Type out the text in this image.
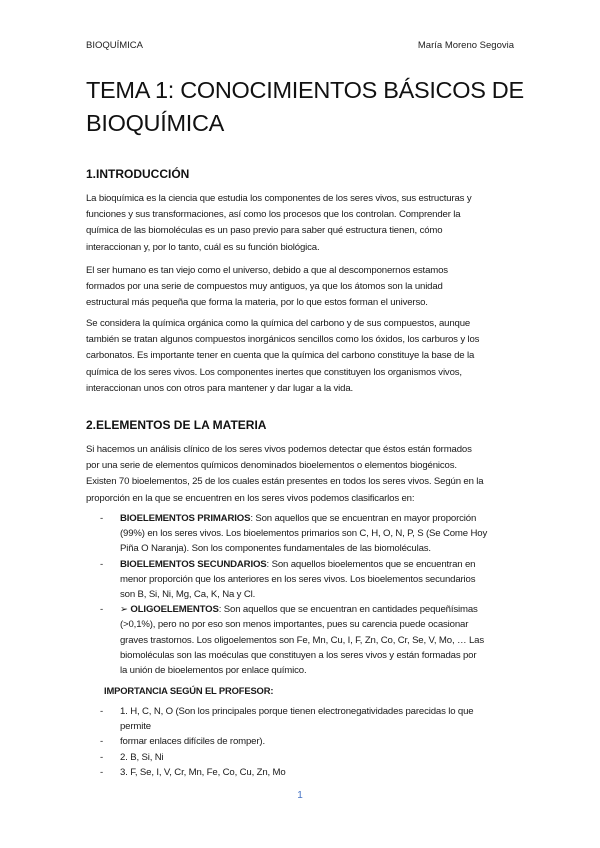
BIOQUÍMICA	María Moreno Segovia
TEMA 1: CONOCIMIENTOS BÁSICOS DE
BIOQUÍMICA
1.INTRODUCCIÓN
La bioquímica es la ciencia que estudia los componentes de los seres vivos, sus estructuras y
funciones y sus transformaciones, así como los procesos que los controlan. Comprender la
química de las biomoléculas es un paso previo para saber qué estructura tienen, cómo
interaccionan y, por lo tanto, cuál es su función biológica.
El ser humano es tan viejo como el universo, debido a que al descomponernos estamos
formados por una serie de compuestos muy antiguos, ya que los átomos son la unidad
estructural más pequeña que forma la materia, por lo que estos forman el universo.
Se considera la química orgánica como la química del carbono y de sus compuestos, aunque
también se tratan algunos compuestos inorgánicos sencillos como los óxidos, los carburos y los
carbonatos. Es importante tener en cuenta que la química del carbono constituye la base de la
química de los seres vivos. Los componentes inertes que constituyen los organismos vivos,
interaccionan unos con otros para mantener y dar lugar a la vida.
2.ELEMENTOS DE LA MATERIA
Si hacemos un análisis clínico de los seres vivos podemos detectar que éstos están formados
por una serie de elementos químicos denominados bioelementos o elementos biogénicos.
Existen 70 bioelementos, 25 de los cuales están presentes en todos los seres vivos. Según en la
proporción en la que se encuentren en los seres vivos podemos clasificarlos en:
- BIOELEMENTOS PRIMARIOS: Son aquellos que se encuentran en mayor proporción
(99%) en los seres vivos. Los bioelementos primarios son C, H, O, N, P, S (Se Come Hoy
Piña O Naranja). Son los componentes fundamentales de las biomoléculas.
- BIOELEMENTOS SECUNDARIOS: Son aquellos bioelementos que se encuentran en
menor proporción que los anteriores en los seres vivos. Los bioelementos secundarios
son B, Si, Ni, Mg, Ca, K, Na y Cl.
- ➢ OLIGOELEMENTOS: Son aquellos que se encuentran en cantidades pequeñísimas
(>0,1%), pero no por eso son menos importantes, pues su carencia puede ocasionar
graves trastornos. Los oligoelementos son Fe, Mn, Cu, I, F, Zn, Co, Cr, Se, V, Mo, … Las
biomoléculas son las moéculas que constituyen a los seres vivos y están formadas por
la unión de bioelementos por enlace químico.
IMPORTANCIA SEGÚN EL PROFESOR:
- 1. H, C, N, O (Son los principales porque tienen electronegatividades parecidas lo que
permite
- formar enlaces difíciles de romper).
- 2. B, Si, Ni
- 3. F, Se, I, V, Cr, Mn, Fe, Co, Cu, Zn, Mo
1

------------------------------------------------

EXERCISE OBJECTIVE
Within the material above, find the lines that contain the word "aquellos"; copy them.

WORKED SOLUTION
- BIOELEMENTOS PRIMARIOS: Son aquellos que se encuentran en mayor proporción
- BIOELEMENTOS SECUNDARIOS: Son aquellos bioelementos que se encuentran en
- ➢ OLIGOELEMENTOS: Son aquellos que se encuentran en cantidades pequeñísimas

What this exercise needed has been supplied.